● **Texto de leitura**:
Vários combates marcaram a revolução na região e no estado. Os revolucionários aguardavam, desde o início, a intervenção do governo federal para depor Borges de Medeiros, o que não aconteceu. O General Setembrino de Carvalho foi enviado para negociar a paz. Assis Brasil convenceu-se da necessidade de passar “da luta das armas para a luta das urnas” e no dia 14 de dezembro de 1923, no castelo de Pedras Altas, foi assinada a “Ata de Pacificação”, não sem antes ter ocorrido intensa luta interna em ambas as facções.
Os revolucionários palmeirenses não aceitaram facilmente a solução conciliatória negociada pelos líderes federalistas. Leonel Rocha rendeu-se às decisões dos chefes das outras divisões afirmando que não seria ele o “óbice à harmonia da família rio-grandense” submetendo-se ao que a maioria resolveu.

● **Dados fornecidos**:
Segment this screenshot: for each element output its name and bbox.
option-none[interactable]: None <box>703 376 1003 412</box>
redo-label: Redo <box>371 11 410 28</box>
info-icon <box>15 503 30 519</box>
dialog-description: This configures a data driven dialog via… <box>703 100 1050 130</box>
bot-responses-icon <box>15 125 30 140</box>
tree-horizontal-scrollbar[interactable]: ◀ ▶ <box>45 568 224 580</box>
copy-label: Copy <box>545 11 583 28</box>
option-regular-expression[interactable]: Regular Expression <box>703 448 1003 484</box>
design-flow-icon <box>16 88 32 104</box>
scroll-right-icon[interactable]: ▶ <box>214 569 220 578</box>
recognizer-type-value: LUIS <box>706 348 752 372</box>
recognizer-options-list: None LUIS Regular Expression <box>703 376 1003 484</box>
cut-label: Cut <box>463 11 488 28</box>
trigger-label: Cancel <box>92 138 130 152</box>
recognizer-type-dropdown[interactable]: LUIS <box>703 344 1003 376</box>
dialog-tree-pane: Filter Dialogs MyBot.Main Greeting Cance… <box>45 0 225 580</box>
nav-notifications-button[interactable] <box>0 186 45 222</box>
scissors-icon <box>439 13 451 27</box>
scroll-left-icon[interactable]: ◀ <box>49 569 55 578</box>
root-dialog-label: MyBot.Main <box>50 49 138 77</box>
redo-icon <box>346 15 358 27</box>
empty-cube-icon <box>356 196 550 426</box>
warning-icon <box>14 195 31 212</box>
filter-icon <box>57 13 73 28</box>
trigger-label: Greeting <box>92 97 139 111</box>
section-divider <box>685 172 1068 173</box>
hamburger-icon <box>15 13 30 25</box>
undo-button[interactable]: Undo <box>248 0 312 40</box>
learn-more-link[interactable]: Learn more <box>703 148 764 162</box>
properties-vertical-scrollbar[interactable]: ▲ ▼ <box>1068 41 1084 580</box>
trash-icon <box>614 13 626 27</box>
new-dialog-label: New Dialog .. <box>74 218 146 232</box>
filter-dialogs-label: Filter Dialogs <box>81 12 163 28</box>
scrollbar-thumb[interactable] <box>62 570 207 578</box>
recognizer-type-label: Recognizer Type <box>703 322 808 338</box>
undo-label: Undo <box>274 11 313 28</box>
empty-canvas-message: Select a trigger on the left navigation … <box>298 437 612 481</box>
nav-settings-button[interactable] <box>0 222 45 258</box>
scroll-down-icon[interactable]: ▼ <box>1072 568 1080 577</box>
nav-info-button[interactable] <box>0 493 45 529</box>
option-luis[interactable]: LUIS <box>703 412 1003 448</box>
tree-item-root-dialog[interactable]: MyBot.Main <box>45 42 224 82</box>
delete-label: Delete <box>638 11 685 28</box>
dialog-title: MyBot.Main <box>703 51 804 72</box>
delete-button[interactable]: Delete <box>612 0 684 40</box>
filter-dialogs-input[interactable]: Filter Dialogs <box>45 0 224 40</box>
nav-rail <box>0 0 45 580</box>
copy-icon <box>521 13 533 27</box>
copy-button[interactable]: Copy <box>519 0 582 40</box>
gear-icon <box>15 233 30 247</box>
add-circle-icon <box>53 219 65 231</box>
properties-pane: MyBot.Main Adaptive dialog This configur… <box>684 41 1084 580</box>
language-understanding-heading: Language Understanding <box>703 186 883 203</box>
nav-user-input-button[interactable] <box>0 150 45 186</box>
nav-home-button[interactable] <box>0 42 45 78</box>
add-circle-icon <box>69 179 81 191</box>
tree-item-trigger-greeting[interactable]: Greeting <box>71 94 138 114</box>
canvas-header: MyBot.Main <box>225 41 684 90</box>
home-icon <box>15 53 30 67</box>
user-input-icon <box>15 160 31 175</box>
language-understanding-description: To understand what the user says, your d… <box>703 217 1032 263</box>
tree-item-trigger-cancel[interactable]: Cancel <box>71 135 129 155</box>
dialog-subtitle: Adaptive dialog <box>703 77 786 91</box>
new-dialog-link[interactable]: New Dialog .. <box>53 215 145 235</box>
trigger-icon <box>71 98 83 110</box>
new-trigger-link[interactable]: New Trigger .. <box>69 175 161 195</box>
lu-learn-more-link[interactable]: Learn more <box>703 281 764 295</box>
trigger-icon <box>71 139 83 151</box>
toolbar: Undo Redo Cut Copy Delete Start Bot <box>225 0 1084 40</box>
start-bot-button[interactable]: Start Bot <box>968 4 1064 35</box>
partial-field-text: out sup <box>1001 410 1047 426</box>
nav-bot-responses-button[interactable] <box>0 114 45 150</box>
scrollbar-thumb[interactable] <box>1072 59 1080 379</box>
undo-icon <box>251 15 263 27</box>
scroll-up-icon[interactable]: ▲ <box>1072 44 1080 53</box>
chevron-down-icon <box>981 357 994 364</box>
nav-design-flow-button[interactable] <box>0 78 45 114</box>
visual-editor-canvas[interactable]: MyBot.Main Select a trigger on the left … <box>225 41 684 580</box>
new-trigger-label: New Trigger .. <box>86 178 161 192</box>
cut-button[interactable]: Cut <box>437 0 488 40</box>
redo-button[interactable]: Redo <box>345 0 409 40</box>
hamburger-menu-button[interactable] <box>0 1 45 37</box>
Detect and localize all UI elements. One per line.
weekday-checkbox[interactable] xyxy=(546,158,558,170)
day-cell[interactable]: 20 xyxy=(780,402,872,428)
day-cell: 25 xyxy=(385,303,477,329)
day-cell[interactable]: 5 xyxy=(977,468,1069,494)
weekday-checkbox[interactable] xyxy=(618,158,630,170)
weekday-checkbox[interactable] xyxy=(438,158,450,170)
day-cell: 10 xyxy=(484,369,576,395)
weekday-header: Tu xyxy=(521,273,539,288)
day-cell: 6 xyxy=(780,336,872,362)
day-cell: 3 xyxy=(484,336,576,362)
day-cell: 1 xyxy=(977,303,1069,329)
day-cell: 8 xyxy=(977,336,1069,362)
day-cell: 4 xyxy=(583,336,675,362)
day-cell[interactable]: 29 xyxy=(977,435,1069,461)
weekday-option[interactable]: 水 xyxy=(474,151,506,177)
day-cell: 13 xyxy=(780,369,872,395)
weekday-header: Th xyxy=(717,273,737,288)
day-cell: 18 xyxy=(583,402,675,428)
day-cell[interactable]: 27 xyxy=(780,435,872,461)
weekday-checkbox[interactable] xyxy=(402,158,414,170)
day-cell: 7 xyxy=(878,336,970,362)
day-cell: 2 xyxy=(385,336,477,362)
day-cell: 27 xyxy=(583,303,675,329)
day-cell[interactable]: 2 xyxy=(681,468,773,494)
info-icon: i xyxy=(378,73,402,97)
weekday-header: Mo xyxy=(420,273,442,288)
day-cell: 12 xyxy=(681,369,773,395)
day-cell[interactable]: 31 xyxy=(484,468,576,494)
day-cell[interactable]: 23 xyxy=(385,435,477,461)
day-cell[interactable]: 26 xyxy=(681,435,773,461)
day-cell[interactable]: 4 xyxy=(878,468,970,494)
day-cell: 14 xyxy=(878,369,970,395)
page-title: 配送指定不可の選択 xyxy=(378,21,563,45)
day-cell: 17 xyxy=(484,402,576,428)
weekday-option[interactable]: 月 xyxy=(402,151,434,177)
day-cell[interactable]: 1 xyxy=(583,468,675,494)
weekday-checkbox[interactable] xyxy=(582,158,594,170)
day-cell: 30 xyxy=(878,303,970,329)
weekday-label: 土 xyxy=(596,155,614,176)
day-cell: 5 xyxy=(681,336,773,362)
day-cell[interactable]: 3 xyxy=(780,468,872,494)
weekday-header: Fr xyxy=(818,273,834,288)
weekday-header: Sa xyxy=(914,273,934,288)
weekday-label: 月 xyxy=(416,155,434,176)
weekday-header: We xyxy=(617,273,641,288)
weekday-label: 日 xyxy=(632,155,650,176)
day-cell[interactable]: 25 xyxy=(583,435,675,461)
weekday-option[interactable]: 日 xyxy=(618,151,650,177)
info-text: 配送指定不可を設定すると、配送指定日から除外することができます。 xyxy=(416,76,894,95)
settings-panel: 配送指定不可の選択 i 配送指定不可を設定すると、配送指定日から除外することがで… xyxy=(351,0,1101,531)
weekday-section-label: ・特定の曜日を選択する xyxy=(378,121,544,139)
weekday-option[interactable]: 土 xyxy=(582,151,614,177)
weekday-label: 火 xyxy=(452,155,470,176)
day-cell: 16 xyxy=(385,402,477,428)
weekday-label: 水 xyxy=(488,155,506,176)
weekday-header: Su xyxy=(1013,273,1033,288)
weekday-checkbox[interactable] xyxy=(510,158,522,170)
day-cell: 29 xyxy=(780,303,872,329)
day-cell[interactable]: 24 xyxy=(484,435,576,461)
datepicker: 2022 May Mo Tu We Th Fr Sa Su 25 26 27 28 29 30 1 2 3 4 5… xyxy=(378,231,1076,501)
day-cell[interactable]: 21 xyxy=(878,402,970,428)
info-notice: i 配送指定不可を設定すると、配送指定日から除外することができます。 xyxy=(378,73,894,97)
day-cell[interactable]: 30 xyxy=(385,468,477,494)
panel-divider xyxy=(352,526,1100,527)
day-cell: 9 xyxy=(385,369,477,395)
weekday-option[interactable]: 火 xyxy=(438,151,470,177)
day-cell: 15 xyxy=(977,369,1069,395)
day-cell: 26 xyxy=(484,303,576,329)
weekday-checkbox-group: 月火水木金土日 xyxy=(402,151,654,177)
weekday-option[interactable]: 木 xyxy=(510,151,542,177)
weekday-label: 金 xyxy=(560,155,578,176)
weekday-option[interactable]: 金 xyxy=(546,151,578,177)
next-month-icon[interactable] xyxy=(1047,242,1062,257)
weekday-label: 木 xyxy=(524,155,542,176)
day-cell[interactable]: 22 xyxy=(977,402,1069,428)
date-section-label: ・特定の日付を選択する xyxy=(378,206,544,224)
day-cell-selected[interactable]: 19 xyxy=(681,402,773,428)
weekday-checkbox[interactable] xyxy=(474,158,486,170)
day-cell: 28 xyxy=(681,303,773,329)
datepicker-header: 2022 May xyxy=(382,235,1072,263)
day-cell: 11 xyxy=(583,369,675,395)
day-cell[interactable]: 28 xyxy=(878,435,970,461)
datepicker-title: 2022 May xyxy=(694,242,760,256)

● **Tarefas propostas**:
1) Transcreva literalmente o trecho do texto sobre a pacificação de 1923 que vai de "Vários combates marcaram" a "ambas as facções.".
2) Relacione todas as pessoas mencionadas nominalmente no texto sobre a pacificação de 1923.
3) Dê continuidade ao texto sobre a pacificação de 1923 a partir do ponto em que ele termina.

● **Resultados esperados**:
1)
Vários combates marcaram a revolução na região e no estado. Os revolucionários aguardavam, desde o início, a intervenção do governo federal para depor Borges de Medeiros, o que não aconteceu. O General Setembrino de Carvalho foi enviado para negociar a paz. Assis Brasil convenceu-se da necessidade de passar “da luta das armas para a luta das urnas” e no dia 14 de dezembro de 1923, no castelo de Pedras Altas, foi assinada a “Ata de Pacificação”, não sem antes ter ocorrido intensa luta interna em ambas as facções.

2)
- Borges de Medeiros
- General Setembrino de Carvalho
- Assis Brasil
- Leonel Rocha

3)
A Paz de Pedras Altas atendia aos interesses da classe dominante, mas não resolvia os motivos subjacentes que motivavam os federalistas que compunham o poder do mato na área do município de Palmeira. A luta armada não cessou na região, e Leonel Rocha aparece ora atuando em confrontos de terra e disputas locais, ora aproximando-se do movimento tenentista.
Foto: Oficiais do 3º Corpo Provisório. Vazulmiro Dutra é o segundo sentado, da esq. para a dir., com as mãos sobre o cabo da espada / Arquivo pessoal.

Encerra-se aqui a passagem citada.